• **EXERCISE DETAILS**: How many lines in the listing below include the word "this"? Answer with the number and nothing else.

• **RECORDS TO PROCESS**:
__________________________________________________

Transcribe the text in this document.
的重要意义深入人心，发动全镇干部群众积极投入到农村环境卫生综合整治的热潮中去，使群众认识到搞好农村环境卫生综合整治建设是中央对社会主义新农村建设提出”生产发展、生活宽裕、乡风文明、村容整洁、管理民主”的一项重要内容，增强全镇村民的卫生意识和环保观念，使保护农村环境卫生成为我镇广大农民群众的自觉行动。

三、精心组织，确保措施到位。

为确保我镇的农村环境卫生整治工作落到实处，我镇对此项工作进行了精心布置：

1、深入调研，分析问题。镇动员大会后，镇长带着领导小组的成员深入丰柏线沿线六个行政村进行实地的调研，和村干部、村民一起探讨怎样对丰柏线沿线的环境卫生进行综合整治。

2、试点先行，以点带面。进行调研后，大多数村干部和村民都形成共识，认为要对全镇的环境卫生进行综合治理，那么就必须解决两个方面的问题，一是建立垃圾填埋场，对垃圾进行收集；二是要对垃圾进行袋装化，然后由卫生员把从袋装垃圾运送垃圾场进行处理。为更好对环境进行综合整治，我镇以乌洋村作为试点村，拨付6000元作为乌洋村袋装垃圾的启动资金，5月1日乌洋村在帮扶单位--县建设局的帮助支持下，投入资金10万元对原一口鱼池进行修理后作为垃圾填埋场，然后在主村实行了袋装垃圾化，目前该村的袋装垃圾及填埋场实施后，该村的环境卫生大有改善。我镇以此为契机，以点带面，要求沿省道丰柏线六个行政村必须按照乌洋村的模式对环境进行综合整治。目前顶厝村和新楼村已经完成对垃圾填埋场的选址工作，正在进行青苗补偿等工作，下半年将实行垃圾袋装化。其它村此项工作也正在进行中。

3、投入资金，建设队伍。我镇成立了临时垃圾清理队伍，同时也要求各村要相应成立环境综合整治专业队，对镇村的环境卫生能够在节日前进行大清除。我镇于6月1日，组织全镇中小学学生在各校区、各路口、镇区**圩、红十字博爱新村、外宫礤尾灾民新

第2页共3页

__________________________________________________

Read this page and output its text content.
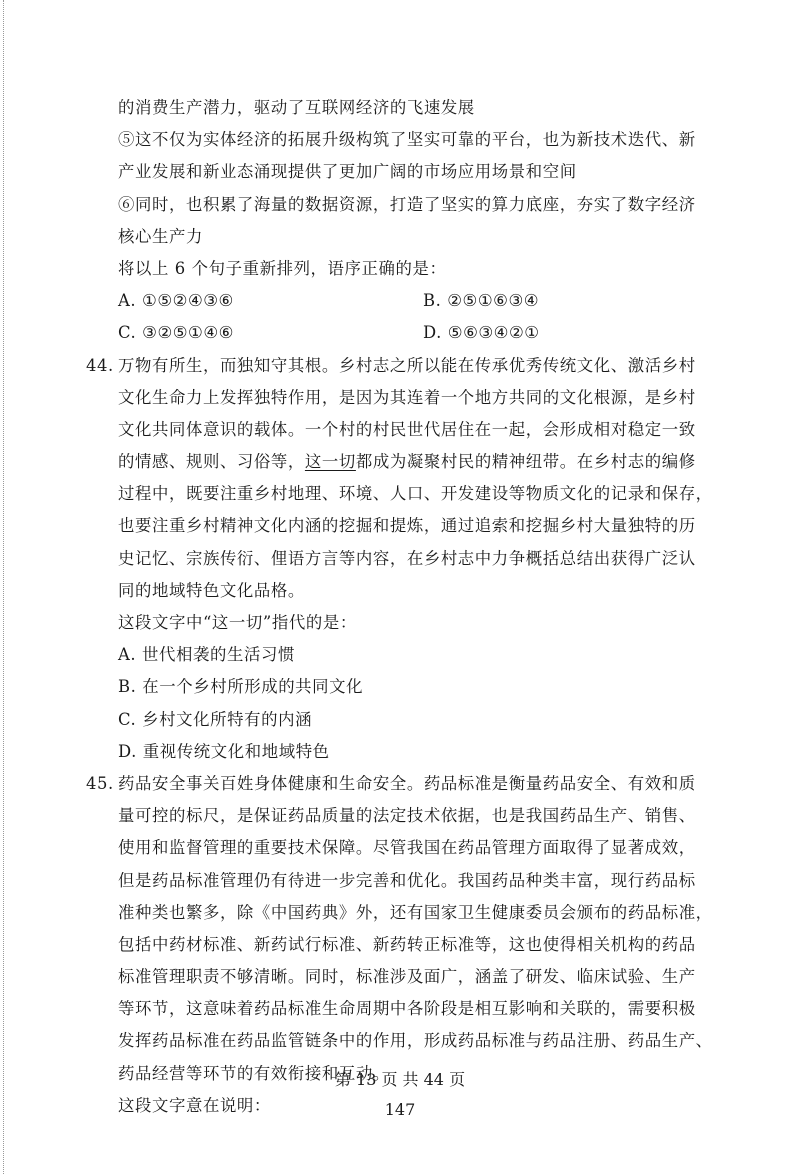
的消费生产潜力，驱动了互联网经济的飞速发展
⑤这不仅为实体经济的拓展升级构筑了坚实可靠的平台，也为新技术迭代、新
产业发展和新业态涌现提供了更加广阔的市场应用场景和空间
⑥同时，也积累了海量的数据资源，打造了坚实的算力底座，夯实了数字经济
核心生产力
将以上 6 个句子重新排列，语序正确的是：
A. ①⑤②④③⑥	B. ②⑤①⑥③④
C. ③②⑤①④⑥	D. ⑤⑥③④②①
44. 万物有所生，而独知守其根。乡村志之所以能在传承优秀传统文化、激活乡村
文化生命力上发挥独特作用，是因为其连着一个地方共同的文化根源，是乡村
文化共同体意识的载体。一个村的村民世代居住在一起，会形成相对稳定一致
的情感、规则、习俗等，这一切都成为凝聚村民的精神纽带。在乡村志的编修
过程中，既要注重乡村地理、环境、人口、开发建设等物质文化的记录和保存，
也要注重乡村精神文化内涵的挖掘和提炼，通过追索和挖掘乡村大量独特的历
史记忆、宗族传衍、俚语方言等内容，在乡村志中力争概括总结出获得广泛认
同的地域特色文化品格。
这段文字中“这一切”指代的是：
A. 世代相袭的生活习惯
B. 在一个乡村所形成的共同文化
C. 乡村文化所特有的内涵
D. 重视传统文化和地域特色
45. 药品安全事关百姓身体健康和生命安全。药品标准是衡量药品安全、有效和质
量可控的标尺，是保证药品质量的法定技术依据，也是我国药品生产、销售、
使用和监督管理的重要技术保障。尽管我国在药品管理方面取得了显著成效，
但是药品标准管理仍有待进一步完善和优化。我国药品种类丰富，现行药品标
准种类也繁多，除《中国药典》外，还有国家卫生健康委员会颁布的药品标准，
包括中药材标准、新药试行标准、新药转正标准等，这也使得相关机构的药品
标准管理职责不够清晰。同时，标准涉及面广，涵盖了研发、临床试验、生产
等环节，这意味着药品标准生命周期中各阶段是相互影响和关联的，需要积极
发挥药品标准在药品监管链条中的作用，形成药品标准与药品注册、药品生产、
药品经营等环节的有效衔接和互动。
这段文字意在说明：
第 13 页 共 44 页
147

__________________________________________________

• **RESPONSE**: 2